4. COMPRESSED AIR BATTERIES
World’s Most cost effective energy Storage (LightSail)
The story of LightSail Energy is a litany of surprising facts. In a field dominated by male engineers, its founder, Danielle Fong, is a 24-year-old woman who dropped out of both middle school and (later) a PhD at Princeton. And the company’s technology takes an energy storage technique no one thought was workable—compressed air—and adds a simple physical trick inspired by something Fong read in a century-old book. The problem Fong solved is that, due to basic physics, when air is compressed, it gets hot, up to 1,000°C. That means most of the energy that could be stored in compressed air is lost as heat. Fong’s solution was to add a fine mist of water to air as it’s being compressed, and then to recover that water and use it to store the heat energy generated.
The result, LightSail claims, is a technology as efficient as batteries—it will supposedly return up to 70% of the energy put into it—but significantly cheaper. This combination of price, simplicity and build-it-anywhere flexibility has attracted investors like Bill Gates and, in the company’s $37.5 million Series D financing round, the investor (and PayPal co-founder) Peter Thiel, who usually makes a point of avoiding clean energy.
LightSail sells its technology not merely as a way to store renewable energy for when it’s needed, but also as a way to displace a lot of the new power plants and electricity transmission infrastructure that the world has planned. The idea is that putting affordable energy storage exactly where it’s needed could eliminate spending on both, regardless of whether the energy is being produced by renewables.
5. ULTRA CHEAP WEB DEVICES
5 billion people with internet access (Jana, Jolla, Facebook, Datawind and countless Shenzhen manufacturers)
“The thing to look for in the next year is that you have one to two billion Android handsets coming on-line,” Silicon Valley investor Marc Andreessen told Quartz recently. “We’ve never had the ability in our industry to reach five billion people with a computer and now we have the ability to do that. That’s big.”
Since 2000, the number of mobile phones in the developing world has increased by 1,700%, and now many of those people are upgrading to smartphones with data plans that cost as little as $2. The price of an internet-capable smartphone has nowfallen to $50, and in India it’s possible to get tablets like the Aakash 2 for half that. The explosion of smartphone adoption in China, which is now consuming the devices faster than the US, has created openings for unconventional mobile companies like the Finnish/Chinese Jolla. It’s also cementing the dominance of internet giants like Facebook, who have created stripped-down versions of their sites that can be used on a basic feature phone, and persuaded mobile providers to give people access to those sites for free.
——
## [Actions to take]
- a) Rewrite the paragraph of the article beginning "The story of LightSail Energy" as a short bulleted list that keeps its main facts.
- b) According to the article, what share of the energy put into LightSail's technology does the company claim it will return?
- c) Return the stretch of the article from "The story of" through "heat energy generated.".
The listing that follows the article is not needed for any of the work here.

Entries drawn from a collection:
——
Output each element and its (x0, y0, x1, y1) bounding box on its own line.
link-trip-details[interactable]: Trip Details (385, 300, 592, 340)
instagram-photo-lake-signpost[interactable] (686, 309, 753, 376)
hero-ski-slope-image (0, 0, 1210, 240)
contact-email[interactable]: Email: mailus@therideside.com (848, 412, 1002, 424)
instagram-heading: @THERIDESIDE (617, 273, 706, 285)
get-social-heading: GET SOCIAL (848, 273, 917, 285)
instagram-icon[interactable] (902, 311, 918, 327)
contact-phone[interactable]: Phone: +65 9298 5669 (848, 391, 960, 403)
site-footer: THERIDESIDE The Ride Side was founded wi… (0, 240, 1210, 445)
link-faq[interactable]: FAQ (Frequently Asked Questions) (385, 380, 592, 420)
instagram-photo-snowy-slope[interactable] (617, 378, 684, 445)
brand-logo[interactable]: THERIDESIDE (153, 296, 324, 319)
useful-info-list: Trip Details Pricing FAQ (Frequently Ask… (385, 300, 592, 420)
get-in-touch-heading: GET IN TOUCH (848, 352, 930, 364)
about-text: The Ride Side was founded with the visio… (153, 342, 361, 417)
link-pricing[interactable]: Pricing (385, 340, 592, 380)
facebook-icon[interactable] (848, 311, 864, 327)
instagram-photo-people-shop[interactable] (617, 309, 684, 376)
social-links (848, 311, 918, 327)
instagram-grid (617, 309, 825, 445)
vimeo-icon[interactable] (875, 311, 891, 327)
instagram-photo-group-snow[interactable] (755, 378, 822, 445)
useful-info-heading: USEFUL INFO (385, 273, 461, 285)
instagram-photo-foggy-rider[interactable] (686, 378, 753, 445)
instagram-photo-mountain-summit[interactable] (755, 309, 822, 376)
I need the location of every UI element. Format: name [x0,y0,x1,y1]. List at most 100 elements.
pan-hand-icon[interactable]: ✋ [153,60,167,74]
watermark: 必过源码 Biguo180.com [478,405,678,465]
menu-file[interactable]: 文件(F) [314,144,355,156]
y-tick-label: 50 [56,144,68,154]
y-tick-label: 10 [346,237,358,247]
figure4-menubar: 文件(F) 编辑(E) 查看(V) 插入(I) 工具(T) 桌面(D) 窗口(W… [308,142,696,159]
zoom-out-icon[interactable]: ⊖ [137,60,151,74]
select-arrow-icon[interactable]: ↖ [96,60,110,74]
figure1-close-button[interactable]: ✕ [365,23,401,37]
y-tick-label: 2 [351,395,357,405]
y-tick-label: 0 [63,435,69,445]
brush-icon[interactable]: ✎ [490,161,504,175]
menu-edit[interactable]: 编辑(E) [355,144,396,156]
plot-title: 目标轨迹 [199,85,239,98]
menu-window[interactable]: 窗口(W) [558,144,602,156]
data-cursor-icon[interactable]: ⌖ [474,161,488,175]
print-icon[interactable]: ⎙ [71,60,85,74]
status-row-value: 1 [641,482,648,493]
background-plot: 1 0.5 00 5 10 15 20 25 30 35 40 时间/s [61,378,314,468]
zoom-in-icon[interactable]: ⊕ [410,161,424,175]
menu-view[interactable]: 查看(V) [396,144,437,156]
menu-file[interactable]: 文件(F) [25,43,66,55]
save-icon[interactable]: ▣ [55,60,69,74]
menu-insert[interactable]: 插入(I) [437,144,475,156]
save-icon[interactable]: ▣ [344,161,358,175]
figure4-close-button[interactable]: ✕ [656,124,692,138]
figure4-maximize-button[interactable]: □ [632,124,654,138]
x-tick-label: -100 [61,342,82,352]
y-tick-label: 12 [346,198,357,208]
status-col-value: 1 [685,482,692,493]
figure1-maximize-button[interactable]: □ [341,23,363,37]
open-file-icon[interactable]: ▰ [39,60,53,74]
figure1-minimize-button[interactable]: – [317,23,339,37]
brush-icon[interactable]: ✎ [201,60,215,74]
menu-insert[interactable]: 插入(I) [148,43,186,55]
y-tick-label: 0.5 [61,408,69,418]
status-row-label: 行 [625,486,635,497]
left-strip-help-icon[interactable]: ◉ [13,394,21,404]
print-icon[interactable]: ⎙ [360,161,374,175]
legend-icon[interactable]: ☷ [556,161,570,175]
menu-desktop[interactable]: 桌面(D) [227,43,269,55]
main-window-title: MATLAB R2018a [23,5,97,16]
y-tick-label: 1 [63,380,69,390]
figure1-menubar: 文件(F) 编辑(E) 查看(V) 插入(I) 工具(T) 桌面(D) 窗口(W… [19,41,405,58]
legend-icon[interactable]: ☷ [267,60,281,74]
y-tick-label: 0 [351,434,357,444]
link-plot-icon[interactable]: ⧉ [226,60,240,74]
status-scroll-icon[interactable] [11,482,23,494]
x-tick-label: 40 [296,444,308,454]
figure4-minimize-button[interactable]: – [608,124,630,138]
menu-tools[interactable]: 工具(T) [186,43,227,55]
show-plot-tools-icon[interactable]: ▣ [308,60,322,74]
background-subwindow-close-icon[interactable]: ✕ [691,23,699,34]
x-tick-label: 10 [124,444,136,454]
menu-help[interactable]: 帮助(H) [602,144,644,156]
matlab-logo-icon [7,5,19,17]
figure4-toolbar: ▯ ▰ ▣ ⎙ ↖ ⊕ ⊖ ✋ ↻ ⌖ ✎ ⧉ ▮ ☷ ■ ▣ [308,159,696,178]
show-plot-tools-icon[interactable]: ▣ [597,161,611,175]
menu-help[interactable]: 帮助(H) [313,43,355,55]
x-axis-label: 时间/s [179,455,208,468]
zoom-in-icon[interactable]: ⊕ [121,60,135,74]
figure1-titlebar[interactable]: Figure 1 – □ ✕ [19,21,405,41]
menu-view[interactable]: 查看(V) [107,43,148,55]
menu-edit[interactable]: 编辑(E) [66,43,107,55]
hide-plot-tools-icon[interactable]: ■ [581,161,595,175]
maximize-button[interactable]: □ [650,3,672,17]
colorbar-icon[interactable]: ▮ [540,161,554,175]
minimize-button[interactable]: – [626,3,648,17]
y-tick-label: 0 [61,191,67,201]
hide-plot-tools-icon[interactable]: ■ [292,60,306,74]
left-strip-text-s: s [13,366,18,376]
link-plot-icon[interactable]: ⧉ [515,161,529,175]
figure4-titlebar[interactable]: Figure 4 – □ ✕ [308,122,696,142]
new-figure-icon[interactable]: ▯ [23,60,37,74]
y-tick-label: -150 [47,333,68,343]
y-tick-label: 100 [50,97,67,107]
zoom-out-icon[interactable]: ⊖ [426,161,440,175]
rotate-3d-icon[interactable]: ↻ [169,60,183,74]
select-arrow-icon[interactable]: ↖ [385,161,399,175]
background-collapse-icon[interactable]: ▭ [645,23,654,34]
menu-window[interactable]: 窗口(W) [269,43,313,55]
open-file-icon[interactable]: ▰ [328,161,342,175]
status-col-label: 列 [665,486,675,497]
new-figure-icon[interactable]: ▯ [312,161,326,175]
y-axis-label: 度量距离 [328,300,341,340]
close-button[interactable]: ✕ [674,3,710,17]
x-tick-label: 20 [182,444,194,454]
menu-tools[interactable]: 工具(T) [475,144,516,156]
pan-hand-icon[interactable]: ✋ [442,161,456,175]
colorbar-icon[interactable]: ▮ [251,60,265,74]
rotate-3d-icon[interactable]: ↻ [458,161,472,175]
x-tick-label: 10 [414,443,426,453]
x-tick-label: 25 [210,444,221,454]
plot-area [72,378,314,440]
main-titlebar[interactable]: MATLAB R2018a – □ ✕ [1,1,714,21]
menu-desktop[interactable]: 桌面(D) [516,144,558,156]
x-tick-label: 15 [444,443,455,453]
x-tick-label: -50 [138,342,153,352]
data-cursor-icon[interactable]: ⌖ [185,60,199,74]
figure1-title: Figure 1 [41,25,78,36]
——
## [Task-by-task outputs]
- a)
- LightSail Energy's founder, Danielle Fong, is a 24-year-old woman in a field dominated by male engineers.
- She dropped out of middle school and later out of a PhD at Princeton.
- The company's technology stores energy as compressed air, a technique no one thought was workable.
- It adds a simple physical trick inspired by something Fong read in a century-old book.
- Air heats up to 1,000°C when compressed, so most of the energy that could be stored is lost as heat.
- Fong's solution adds a fine water mist during compression, then recovers the water and uses it to store the heat generated.

- b) Up to 70% of the energy put into it.

- c)
The story of LightSail Energy is a litany of surprising facts. In a field dominated by male engineers, its founder, Danielle Fong, is a 24-year-old woman who dropped out of both middle school and (later) a PhD at Princeton. And the company’s technology takes an energy storage technique no one thought was workable—compressed air—and adds a simple physical trick inspired by something Fong read in a century-old book. The problem Fong solved is that, due to basic physics, when air is compressed, it gets hot, up to 1,000°C. That means most of the energy that could be stored in compressed air is lost as heat. Fong’s solution was to add a fine mist of water to air as it’s being compressed, and then to recover that water and use it to store the heat energy generated.